> What this task involves
Check each line of the data for "khách" and select those that have it.

★ ★ ★

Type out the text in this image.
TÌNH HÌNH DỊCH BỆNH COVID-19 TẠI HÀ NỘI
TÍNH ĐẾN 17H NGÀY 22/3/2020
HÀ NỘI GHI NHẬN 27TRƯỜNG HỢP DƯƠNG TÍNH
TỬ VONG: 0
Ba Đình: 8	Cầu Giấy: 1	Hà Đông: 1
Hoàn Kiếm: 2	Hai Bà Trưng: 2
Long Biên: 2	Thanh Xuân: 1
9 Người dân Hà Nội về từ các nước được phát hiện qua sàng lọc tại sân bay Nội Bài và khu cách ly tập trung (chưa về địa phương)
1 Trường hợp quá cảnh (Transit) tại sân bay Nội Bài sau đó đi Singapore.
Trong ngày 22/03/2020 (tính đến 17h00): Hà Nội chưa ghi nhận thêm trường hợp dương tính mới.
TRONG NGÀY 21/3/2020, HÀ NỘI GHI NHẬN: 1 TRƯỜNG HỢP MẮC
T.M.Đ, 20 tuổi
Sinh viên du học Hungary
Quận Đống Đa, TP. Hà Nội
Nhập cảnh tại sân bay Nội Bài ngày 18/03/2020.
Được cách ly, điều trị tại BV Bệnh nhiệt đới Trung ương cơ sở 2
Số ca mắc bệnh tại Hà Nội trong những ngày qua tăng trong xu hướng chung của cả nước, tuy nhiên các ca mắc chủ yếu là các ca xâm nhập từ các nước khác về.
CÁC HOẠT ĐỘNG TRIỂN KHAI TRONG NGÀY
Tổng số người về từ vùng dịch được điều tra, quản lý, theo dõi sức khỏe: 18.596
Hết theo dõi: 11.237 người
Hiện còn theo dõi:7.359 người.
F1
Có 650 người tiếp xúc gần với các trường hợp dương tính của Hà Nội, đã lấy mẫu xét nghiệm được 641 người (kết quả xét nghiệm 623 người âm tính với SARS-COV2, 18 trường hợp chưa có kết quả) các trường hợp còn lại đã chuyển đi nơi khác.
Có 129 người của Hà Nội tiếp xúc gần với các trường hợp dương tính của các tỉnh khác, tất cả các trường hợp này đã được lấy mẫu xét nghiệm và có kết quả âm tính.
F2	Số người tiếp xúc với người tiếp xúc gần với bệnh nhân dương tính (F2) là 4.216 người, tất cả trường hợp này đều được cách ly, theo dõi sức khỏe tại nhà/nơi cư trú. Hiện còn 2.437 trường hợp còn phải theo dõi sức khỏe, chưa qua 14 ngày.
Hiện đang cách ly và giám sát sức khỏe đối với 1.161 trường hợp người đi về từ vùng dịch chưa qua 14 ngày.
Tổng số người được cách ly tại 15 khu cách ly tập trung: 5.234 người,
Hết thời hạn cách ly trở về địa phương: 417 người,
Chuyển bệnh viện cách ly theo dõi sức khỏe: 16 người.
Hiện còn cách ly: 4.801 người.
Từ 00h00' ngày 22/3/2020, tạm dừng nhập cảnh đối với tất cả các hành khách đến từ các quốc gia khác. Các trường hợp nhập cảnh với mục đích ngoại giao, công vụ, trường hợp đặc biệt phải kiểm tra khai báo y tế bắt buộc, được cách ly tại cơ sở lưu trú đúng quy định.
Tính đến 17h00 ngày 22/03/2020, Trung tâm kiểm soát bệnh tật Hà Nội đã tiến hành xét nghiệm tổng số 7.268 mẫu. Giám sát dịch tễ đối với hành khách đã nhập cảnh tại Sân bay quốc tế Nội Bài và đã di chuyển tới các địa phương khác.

★ ★ ★

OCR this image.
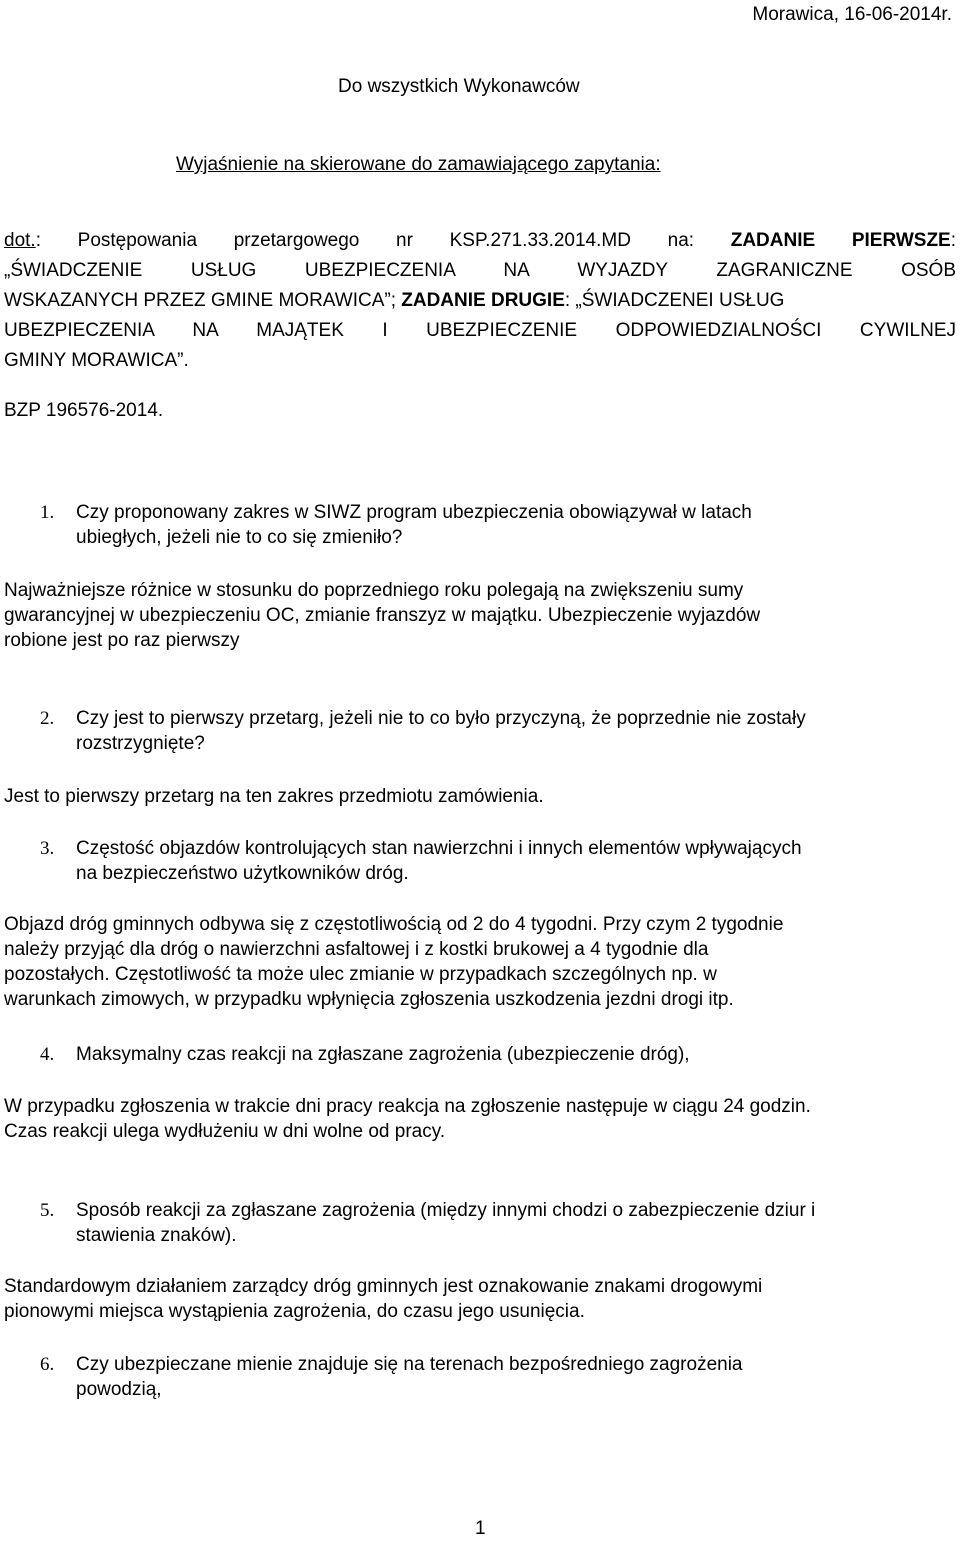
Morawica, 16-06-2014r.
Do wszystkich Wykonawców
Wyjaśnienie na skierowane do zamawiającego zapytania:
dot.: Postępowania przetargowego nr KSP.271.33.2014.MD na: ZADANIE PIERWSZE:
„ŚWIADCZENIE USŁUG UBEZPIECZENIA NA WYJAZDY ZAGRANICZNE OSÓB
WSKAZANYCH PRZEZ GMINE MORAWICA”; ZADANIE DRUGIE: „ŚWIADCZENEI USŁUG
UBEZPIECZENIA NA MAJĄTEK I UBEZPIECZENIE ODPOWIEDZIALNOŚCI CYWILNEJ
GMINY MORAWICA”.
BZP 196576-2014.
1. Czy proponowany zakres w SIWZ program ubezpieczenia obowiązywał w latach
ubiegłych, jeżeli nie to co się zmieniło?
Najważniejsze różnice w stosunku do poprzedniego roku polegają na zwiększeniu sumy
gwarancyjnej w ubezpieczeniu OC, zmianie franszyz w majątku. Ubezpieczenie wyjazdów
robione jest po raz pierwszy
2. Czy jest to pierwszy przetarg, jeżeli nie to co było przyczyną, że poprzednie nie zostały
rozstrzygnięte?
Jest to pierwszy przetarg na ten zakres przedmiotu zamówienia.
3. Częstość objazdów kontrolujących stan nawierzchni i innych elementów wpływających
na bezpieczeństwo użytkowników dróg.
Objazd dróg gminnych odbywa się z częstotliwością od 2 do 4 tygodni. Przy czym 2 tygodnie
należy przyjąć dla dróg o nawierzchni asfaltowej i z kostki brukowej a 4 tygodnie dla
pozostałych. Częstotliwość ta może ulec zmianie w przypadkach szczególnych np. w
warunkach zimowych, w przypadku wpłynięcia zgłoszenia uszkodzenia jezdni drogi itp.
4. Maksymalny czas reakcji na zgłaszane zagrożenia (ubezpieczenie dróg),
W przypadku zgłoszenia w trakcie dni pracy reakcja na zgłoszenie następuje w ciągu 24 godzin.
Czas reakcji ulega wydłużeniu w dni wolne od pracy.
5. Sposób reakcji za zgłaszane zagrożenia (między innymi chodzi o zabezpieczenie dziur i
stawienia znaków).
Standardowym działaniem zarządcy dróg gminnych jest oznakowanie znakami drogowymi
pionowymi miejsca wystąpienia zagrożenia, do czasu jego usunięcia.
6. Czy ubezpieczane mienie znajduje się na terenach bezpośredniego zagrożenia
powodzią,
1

★ ★ ★

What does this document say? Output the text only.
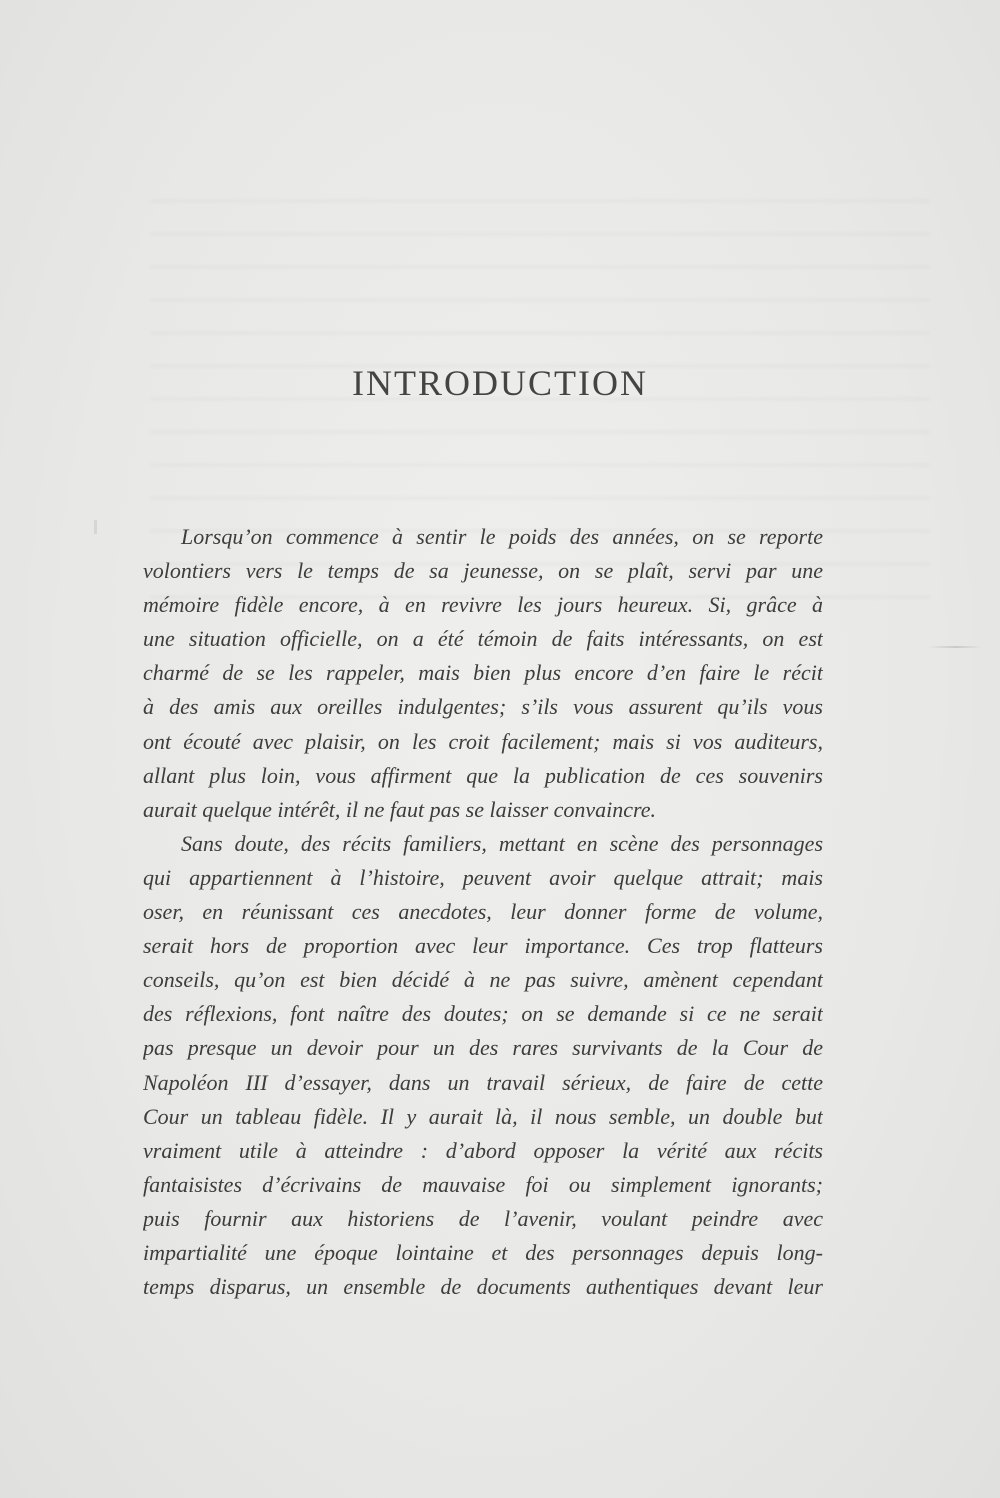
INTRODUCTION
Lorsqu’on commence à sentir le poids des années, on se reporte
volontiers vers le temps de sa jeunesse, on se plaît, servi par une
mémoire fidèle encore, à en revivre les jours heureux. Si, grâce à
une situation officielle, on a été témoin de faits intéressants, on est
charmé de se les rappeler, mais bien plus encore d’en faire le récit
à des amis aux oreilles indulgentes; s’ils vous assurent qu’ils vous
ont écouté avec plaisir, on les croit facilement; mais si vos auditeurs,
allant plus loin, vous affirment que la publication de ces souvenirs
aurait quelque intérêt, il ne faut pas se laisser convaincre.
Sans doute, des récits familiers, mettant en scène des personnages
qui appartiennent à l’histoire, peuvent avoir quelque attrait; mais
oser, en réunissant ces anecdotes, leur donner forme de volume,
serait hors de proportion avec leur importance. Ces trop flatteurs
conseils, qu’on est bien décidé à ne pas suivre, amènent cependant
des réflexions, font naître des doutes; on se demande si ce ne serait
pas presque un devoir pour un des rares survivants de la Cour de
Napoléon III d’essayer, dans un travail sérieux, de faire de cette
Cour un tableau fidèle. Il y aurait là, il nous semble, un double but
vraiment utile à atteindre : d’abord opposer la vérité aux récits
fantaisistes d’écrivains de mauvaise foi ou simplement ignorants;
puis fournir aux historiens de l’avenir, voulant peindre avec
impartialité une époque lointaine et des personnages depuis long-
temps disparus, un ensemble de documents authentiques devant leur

★ ★ ★

> Final answer
Từ 00h00' ngày 22/3/2020, tạm dừng nhập cảnh đối với tất cả các hành khách đến từ các quốc gia khác. Các trường hợp nhập cảnh với mục đích ngoại giao, công vụ, trường hợp đặc biệt phải kiểm tra khai báo y tế bắt buộc, được cách ly tại cơ sở lưu trú đúng quy định.
Tính đến 17h00 ngày 22/03/2020, Trung tâm kiểm soát bệnh tật Hà Nội đã tiến hành xét nghiệm tổng số 7.268 mẫu. Giám sát dịch tễ đối với hành khách đã nhập cảnh tại Sân bay quốc tế Nội Bài và đã di chuyển tới các địa phương khác.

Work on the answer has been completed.